● **REQUIRED WORK**:
Please output every entry below exactly as written, leaving out any pictures.

** SUPPLIED DATA follows **

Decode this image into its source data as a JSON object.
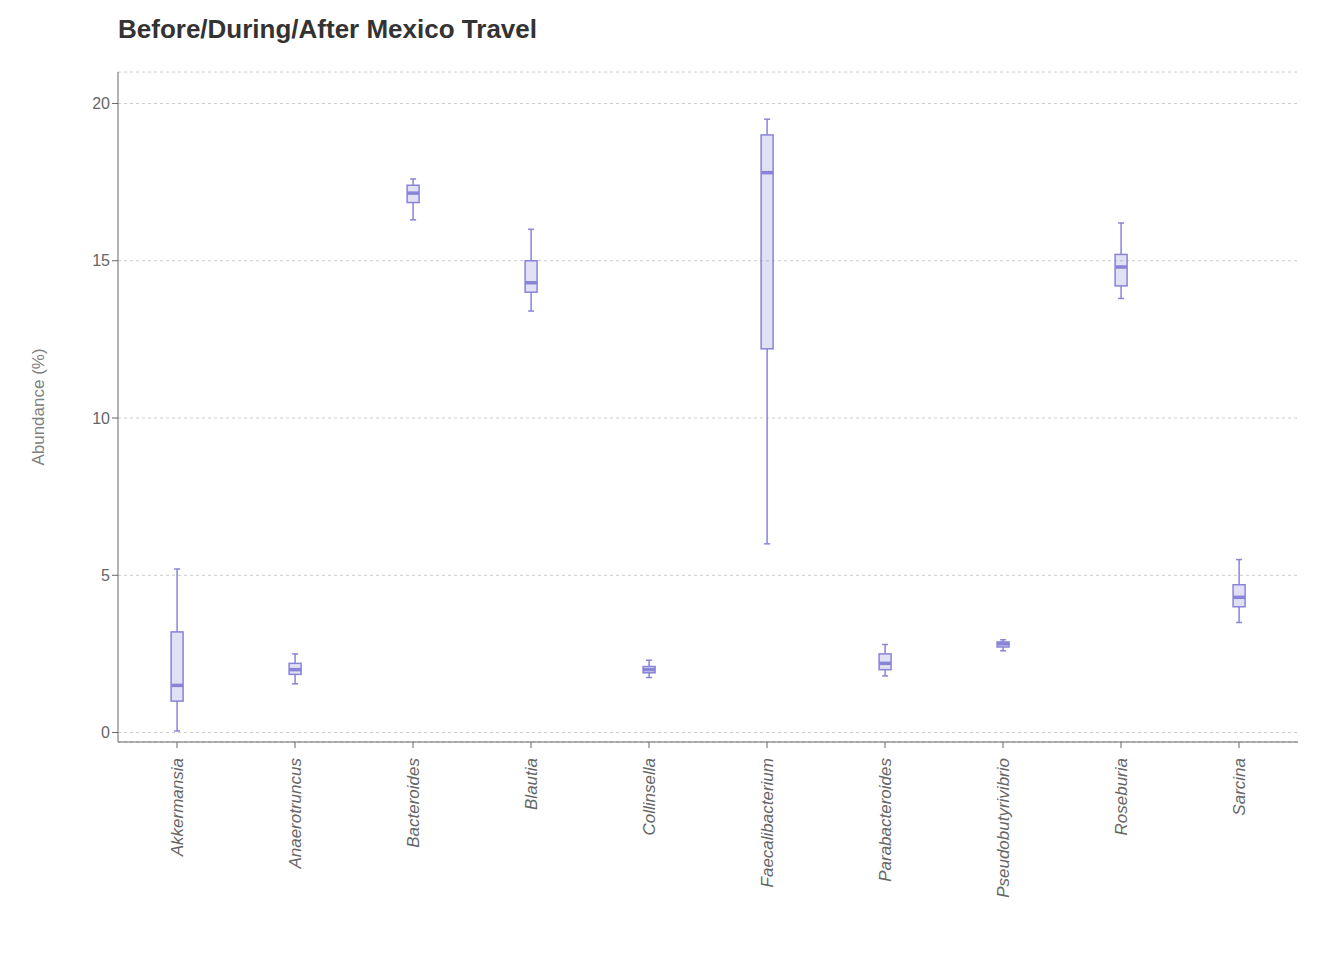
{
  "chart_data": {
    "type": "box",
    "title": "Before/During/After Mexico Travel",
    "ylabel": "Abundance (%)",
    "categories": [
      "Akkermansia",
      "Anaerotruncus",
      "Bacteroides",
      "Blautia",
      "Collinsella",
      "Faecalibacterium",
      "Parabacteroides",
      "Pseudobutyrivibrio",
      "Roseburia",
      "Sarcina"
    ],
    "whislo": [
      0.05,
      1.55,
      16.3,
      13.4,
      1.75,
      6.0,
      1.8,
      2.6,
      13.8,
      3.5
    ],
    "q1": [
      1.0,
      1.85,
      16.85,
      14.0,
      1.9,
      12.2,
      2.0,
      2.72,
      14.2,
      4.0
    ],
    "median": [
      1.5,
      2.0,
      17.15,
      14.3,
      2.0,
      17.8,
      2.2,
      2.82,
      14.8,
      4.3
    ],
    "q3": [
      3.2,
      2.2,
      17.4,
      15.0,
      2.1,
      19.0,
      2.5,
      2.88,
      15.2,
      4.7
    ],
    "whishi": [
      5.2,
      2.5,
      17.6,
      16.0,
      2.3,
      19.5,
      2.8,
      2.95,
      16.2,
      5.5
    ],
    "color": "#8884d8",
    "ylim": [
      -0.3,
      21
    ],
    "yticks": [
      0,
      5,
      10,
      15,
      20
    ],
    "grid": true
  }
}
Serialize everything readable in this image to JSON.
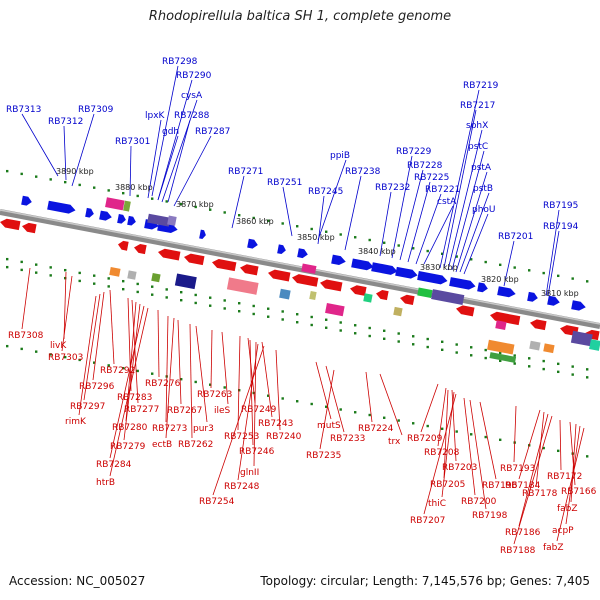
{
  "title": "Rhodopirellula baltica SH 1, complete genome",
  "footer": {
    "accession": "Accession: NC_005027",
    "summary": "Topology: circular; Length: 7,145,576 bp; Genes: 7,405"
  },
  "colors": {
    "forward_label": "#0000cc",
    "reverse_label": "#cc0000",
    "forward_gene": "#0a14e0",
    "reverse_gene": "#e01010",
    "backbone": "#8a8a8a",
    "tick": "#1a7a1a"
  },
  "scale_labels": [
    "3890 kbp",
    "3880 kbp",
    "3870 kbp",
    "3860 kbp",
    "3850 kbp",
    "3840 kbp",
    "3830 kbp",
    "3820 kbp",
    "3810 kbp"
  ],
  "top_labels": [
    "RB7313",
    "RB7312",
    "RB7309",
    "RB7298",
    "RB7290",
    "cysA",
    "lpxK",
    "RB7288",
    "gdh",
    "RB7287",
    "RB7301",
    "RB7271",
    "RB7251",
    "ppiB",
    "RB7245",
    "RB7238",
    "RB7232",
    "RB7229",
    "RB7228",
    "RB7225",
    "RB7221",
    "cstA",
    "RB7219",
    "RB7217",
    "sphX",
    "pstC",
    "pstA",
    "pstB",
    "phoU",
    "RB7201",
    "RB7195",
    "RB7194"
  ],
  "bottom_labels": [
    "RB7308",
    "livK",
    "RB7303",
    "RB7292",
    "RB7296",
    "RB7297",
    "rimK",
    "RB7283",
    "RB7277",
    "RB7280",
    "RB7279",
    "RB7284",
    "htrB",
    "RB7276",
    "RB7273",
    "ectB",
    "RB7267",
    "pur3",
    "RB7262",
    "RB7263",
    "ileS",
    "RB7253",
    "RB7249",
    "RB7243",
    "RB7246",
    "glnII",
    "RB7248",
    "RB7254",
    "RB7240",
    "mutS",
    "RB7233",
    "RB7235",
    "RB7224",
    "trx",
    "RB7209",
    "RB7208",
    "RB7203",
    "RB7205",
    "thiC",
    "RB7207",
    "RB7200",
    "RB7198",
    "RB7196",
    "RB7193",
    "RB7184",
    "RB7178",
    "RB7186",
    "RB7188",
    "RB7172",
    "RB7166",
    "fabZ",
    "acpP",
    "fabZ"
  ]
}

** End of SUPPLIED DATA **

● **SOLUTION FOR THIS PROBLEM**:
Decode this image into its source data as a JSON object.
{
  "chart_data": {
    "type": "box",
    "title": "Before/During/After Mexico Travel",
    "ylabel": "Abundance (%)",
    "categories": [
      "Akkermansia",
      "Anaerotruncus",
      "Bacteroides",
      "Blautia",
      "Collinsella",
      "Faecalibacterium",
      "Parabacteroides",
      "Pseudobutyrivibrio",
      "Roseburia",
      "Sarcina"
    ],
    "whislo": [
      0.05,
      1.55,
      16.3,
      13.4,
      1.75,
      6.0,
      1.8,
      2.6,
      13.8,
      3.5
    ],
    "q1": [
      1.0,
      1.85,
      16.85,
      14.0,
      1.9,
      12.2,
      2.0,
      2.72,
      14.2,
      4.0
    ],
    "median": [
      1.5,
      2.0,
      17.15,
      14.3,
      2.0,
      17.8,
      2.2,
      2.82,
      14.8,
      4.3
    ],
    "q3": [
      3.2,
      2.2,
      17.4,
      15.0,
      2.1,
      19.0,
      2.5,
      2.88,
      15.2,
      4.7
    ],
    "whishi": [
      5.2,
      2.5,
      17.6,
      16.0,
      2.3,
      19.5,
      2.8,
      2.95,
      16.2,
      5.5
    ],
    "color": "#8884d8",
    "ylim": [
      -0.3,
      21
    ],
    "yticks": [
      0,
      5,
      10,
      15,
      20
    ],
    "grid": true
  }
}
Serialize everything readable in this image to JSON.
{
  "title": "Rhodopirellula baltica SH 1, complete genome",
  "footer": {
    "accession": "Accession: NC_005027",
    "summary": "Topology: circular; Length: 7,145,576 bp; Genes: 7,405"
  },
  "colors": {
    "forward_label": "#0000cc",
    "reverse_label": "#cc0000",
    "forward_gene": "#0a14e0",
    "reverse_gene": "#e01010",
    "backbone": "#8a8a8a",
    "tick": "#1a7a1a"
  },
  "scale_labels": [
    "3890 kbp",
    "3880 kbp",
    "3870 kbp",
    "3860 kbp",
    "3850 kbp",
    "3840 kbp",
    "3830 kbp",
    "3820 kbp",
    "3810 kbp"
  ],
  "top_labels": [
    "RB7313",
    "RB7312",
    "RB7309",
    "RB7298",
    "RB7290",
    "cysA",
    "lpxK",
    "RB7288",
    "gdh",
    "RB7287",
    "RB7301",
    "RB7271",
    "RB7251",
    "ppiB",
    "RB7245",
    "RB7238",
    "RB7232",
    "RB7229",
    "RB7228",
    "RB7225",
    "RB7221",
    "cstA",
    "RB7219",
    "RB7217",
    "sphX",
    "pstC",
    "pstA",
    "pstB",
    "phoU",
    "RB7201",
    "RB7195",
    "RB7194"
  ],
  "bottom_labels": [
    "RB7308",
    "livK",
    "RB7303",
    "RB7292",
    "RB7296",
    "RB7297",
    "rimK",
    "RB7283",
    "RB7277",
    "RB7280",
    "RB7279",
    "RB7284",
    "htrB",
    "RB7276",
    "RB7273",
    "ectB",
    "RB7267",
    "pur3",
    "RB7262",
    "RB7263",
    "ileS",
    "RB7253",
    "RB7249",
    "RB7243",
    "RB7246",
    "glnII",
    "RB7248",
    "RB7254",
    "RB7240",
    "mutS",
    "RB7233",
    "RB7235",
    "RB7224",
    "trx",
    "RB7209",
    "RB7208",
    "RB7203",
    "RB7205",
    "thiC",
    "RB7207",
    "RB7200",
    "RB7198",
    "RB7196",
    "RB7193",
    "RB7184",
    "RB7178",
    "RB7186",
    "RB7188",
    "RB7172",
    "RB7166",
    "fabZ",
    "acpP",
    "fabZ"
  ]
}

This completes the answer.